» Exercise task
Find how many lines of the listing include the string "https", and report only that figure.

(Collection entries)
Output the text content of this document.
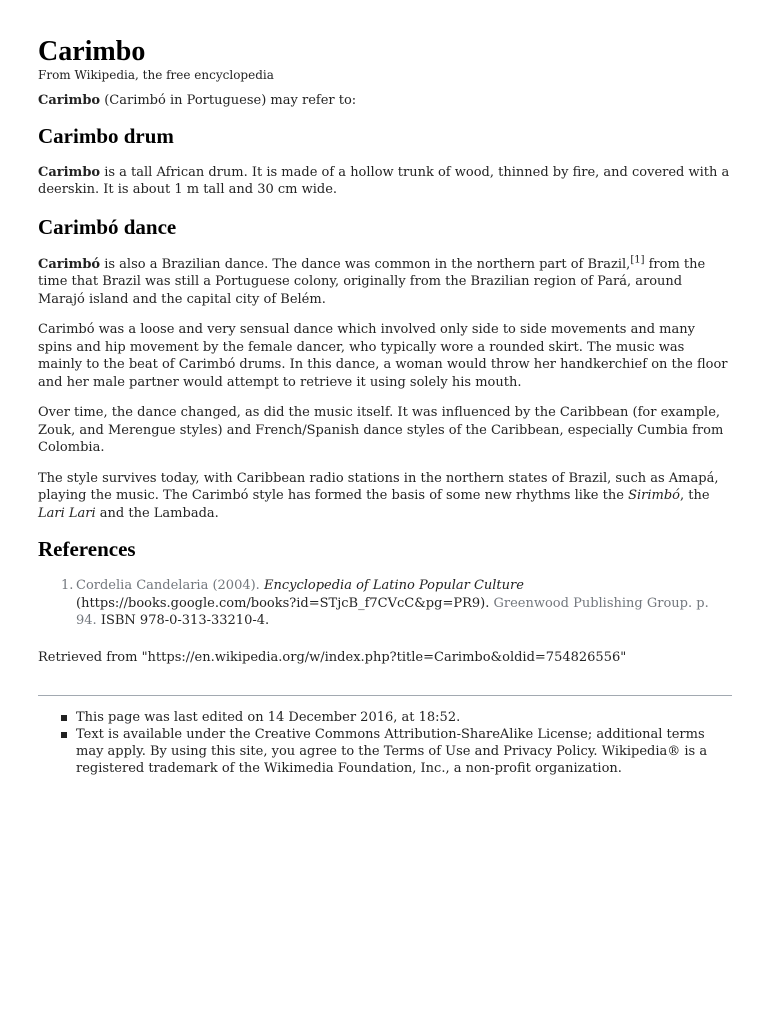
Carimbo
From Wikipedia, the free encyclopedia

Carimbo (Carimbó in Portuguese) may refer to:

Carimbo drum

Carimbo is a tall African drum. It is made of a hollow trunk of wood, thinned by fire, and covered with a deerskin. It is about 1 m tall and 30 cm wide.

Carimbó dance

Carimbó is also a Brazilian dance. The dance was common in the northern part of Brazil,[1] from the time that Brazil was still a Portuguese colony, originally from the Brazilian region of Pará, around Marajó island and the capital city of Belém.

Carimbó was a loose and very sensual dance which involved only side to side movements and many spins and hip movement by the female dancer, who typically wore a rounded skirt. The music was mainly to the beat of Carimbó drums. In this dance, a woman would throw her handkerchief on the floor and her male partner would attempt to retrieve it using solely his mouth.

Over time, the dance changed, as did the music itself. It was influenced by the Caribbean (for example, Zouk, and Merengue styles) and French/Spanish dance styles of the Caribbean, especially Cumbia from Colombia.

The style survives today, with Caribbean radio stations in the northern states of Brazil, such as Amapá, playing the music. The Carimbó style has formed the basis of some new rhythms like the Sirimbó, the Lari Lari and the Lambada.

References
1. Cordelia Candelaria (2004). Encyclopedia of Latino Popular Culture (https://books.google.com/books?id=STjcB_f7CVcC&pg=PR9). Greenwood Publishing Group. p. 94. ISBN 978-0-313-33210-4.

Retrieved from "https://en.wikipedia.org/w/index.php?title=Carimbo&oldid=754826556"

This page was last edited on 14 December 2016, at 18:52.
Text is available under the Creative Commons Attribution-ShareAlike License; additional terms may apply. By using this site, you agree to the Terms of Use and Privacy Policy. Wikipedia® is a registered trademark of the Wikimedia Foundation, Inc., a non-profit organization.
--
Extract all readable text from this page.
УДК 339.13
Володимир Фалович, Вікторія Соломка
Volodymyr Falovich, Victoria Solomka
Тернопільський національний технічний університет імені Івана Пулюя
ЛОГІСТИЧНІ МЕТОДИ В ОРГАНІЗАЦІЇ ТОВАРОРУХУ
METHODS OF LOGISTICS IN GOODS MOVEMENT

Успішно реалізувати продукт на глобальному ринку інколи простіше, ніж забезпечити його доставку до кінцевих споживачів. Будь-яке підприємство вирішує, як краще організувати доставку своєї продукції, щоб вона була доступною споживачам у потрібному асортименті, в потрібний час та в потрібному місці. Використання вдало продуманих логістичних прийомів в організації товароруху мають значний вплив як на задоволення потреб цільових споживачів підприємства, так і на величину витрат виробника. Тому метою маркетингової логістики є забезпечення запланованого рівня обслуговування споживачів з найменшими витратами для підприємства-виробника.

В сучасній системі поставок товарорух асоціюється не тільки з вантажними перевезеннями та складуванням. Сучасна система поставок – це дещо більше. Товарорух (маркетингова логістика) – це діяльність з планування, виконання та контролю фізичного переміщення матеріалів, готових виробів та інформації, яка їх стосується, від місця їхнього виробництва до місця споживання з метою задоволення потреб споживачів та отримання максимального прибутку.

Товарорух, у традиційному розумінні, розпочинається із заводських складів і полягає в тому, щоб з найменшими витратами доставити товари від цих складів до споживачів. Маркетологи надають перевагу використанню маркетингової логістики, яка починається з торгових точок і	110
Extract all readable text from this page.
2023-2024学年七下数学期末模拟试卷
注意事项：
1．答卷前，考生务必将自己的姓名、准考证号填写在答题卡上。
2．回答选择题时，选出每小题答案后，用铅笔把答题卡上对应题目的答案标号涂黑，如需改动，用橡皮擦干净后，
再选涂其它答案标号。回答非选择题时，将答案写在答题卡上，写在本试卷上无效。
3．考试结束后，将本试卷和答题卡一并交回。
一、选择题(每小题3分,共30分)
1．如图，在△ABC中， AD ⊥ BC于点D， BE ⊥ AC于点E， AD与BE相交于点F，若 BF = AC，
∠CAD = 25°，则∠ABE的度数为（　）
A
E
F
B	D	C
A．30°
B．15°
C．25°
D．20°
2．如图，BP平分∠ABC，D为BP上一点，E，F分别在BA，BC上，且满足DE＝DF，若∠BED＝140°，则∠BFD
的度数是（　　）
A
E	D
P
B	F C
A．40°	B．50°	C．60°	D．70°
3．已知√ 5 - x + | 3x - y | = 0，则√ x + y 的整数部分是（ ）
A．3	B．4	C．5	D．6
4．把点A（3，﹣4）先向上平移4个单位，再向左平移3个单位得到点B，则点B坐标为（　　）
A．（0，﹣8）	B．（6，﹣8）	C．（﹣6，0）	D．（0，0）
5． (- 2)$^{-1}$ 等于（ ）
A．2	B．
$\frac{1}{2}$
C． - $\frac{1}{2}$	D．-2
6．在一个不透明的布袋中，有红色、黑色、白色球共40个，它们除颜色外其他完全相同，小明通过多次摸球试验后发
* * *
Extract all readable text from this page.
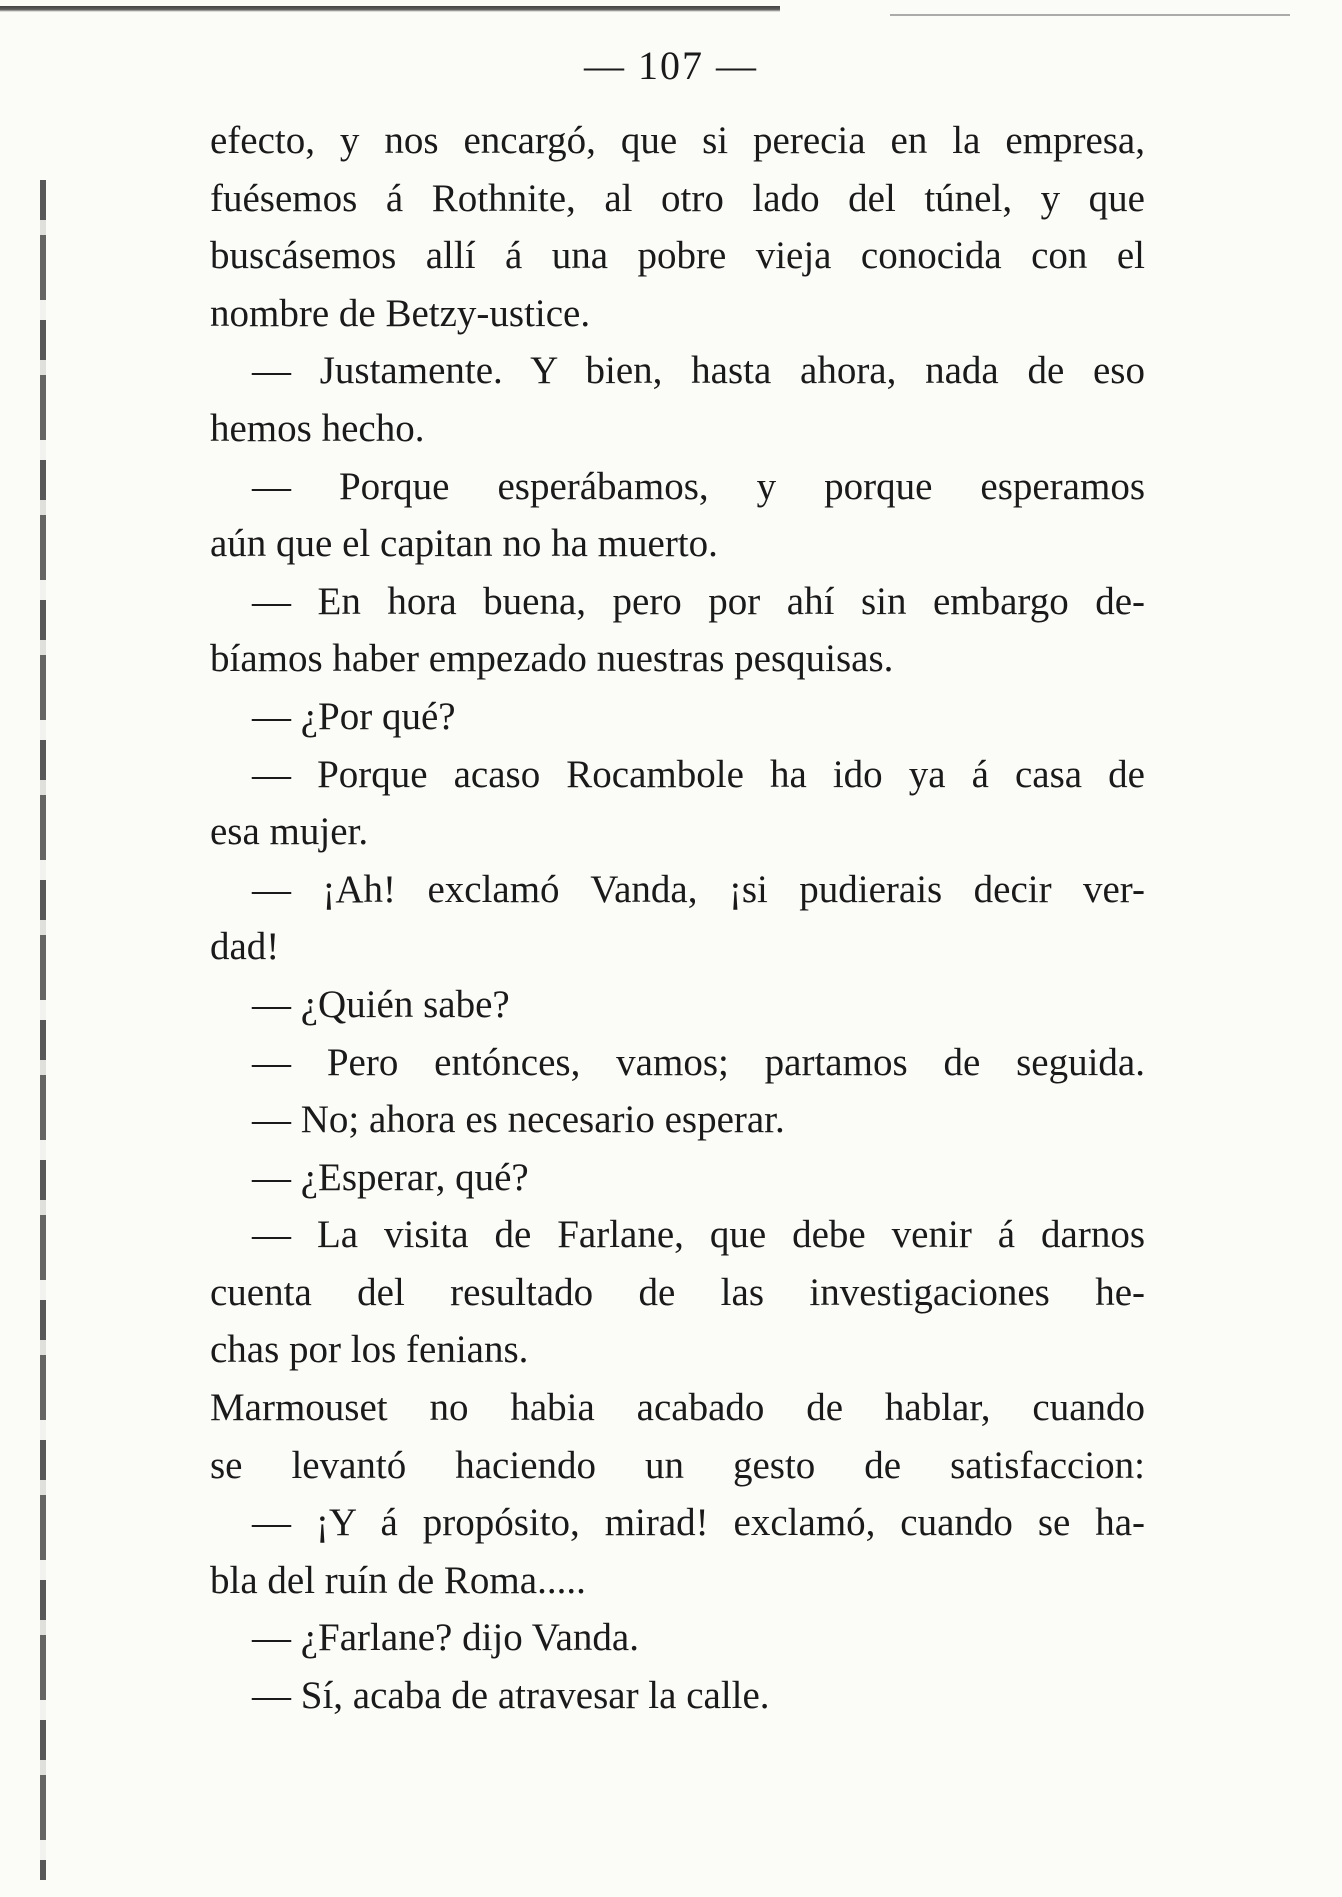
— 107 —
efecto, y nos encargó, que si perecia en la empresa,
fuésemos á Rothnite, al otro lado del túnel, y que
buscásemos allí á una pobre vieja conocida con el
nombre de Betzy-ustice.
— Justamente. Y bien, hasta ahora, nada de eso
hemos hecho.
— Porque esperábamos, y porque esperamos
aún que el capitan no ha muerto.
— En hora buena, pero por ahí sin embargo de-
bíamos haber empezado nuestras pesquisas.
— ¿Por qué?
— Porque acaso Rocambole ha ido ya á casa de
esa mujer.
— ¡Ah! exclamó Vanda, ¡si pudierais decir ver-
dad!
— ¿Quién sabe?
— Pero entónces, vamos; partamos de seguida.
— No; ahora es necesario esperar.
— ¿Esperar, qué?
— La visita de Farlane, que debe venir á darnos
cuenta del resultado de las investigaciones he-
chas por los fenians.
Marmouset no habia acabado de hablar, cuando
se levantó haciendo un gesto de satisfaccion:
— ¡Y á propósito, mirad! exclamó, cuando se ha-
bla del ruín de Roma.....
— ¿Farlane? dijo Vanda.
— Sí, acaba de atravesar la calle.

» Result of this task
2